→ What the exercise asks
Quote the whole listing word for word, please.

→ Stored records
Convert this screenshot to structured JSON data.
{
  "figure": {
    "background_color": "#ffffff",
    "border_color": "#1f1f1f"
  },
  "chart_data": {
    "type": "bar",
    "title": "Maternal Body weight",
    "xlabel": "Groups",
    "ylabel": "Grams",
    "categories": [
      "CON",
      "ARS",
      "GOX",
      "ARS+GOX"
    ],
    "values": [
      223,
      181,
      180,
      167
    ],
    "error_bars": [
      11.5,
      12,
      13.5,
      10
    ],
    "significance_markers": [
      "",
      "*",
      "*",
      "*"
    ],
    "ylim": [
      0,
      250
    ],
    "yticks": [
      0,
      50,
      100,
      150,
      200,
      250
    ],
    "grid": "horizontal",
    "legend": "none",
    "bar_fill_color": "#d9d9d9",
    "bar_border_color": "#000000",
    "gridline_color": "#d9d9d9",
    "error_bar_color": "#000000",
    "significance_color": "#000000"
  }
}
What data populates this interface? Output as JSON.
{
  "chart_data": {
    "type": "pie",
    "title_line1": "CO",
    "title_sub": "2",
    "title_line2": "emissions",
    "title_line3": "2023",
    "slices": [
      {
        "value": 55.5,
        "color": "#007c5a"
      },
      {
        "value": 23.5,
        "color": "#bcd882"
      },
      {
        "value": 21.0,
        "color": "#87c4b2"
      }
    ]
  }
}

→ Reply to the task
Convert this screenshot to structured JSON data.
{
  "figure": {
    "background_color": "#ffffff",
    "border_color": "#1f1f1f"
  },
  "chart_data": {
    "type": "bar",
    "title": "Maternal Body weight",
    "xlabel": "Groups",
    "ylabel": "Grams",
    "categories": [
      "CON",
      "ARS",
      "GOX",
      "ARS+GOX"
    ],
    "values": [
      223,
      181,
      180,
      167
    ],
    "error_bars": [
      11.5,
      12,
      13.5,
      10
    ],
    "significance_markers": [
      "",
      "*",
      "*",
      "*"
    ],
    "ylim": [
      0,
      250
    ],
    "yticks": [
      0,
      50,
      100,
      150,
      200,
      250
    ],
    "grid": "horizontal",
    "legend": "none",
    "bar_fill_color": "#d9d9d9",
    "bar_border_color": "#000000",
    "gridline_color": "#d9d9d9",
    "error_bar_color": "#000000",
    "significance_color": "#000000"
  }
}
What data populates this interface? Output as JSON.
{
  "chart_data": {
    "type": "pie",
    "title_line1": "CO",
    "title_sub": "2",
    "title_line2": "emissions",
    "title_line3": "2023",
    "slices": [
      {
        "value": 55.5,
        "color": "#007c5a"
      },
      {
        "value": 23.5,
        "color": "#bcd882"
      },
      {
        "value": 21.0,
        "color": "#87c4b2"
      }
    ]
  }
}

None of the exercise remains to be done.